→ EXERCISE GOAL
Draw out every line with the word "under" from the listing below.
__________
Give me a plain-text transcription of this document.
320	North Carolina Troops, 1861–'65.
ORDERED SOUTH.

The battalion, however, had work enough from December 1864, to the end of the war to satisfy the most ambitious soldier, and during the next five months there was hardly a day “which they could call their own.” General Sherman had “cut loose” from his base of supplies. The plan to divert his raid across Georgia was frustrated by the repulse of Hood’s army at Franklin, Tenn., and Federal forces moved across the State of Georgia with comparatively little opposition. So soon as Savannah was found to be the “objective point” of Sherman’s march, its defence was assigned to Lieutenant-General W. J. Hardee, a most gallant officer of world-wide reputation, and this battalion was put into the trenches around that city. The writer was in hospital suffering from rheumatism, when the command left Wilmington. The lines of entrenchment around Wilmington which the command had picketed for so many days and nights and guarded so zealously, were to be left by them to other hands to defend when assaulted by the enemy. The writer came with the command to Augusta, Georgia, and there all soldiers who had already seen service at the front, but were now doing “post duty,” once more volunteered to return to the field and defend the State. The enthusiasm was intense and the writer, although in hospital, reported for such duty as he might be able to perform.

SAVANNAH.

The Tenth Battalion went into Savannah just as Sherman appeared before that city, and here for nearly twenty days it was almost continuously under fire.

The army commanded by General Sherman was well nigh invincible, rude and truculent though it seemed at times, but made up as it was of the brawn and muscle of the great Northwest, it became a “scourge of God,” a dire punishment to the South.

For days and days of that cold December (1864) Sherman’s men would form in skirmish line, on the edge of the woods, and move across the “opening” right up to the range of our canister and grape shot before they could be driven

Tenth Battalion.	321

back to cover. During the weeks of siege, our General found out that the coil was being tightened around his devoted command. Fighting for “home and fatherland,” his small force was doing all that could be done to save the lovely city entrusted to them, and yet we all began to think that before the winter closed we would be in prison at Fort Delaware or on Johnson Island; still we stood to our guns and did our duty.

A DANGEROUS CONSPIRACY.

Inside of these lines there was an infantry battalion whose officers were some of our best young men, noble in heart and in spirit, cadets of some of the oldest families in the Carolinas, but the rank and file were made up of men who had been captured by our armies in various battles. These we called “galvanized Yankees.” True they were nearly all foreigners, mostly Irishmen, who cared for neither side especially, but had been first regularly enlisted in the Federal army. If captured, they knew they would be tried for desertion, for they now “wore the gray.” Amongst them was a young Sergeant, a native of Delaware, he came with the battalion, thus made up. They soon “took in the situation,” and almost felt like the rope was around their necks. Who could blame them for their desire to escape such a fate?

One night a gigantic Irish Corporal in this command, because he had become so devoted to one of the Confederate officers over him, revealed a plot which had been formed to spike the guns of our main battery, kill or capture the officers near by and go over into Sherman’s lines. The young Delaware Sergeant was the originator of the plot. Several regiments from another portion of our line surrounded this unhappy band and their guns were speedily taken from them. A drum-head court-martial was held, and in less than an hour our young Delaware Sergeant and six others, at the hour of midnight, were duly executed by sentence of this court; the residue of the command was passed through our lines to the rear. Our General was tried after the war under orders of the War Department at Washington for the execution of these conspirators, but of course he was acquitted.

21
__________
→ WRITTEN ANSWER
The Tenth Battalion went into Savannah just as Sherman appeared before that city, and here for nearly twenty days it was almost continuously under fire.
One night a gigantic Irish Corporal in this command, because he had become so devoted to one of the Confederate officers over him, revealed a plot which had been formed to spike the guns of our main battery, kill or capture the officers near by and go over into Sherman’s lines. The young Delaware Sergeant was the originator of the plot. Several regiments from another portion of our line surrounded this unhappy band and their guns were speedily taken from them. A drum-head court-martial was held, and in less than an hour our young Delaware Sergeant and six others, at the hour of midnight, were duly executed by sentence of this court; the residue of the command was passed through our lines to the rear. Our General was tried after the war under orders of the War Department at Washington for the execution of these conspirators, but of course he was acquitted.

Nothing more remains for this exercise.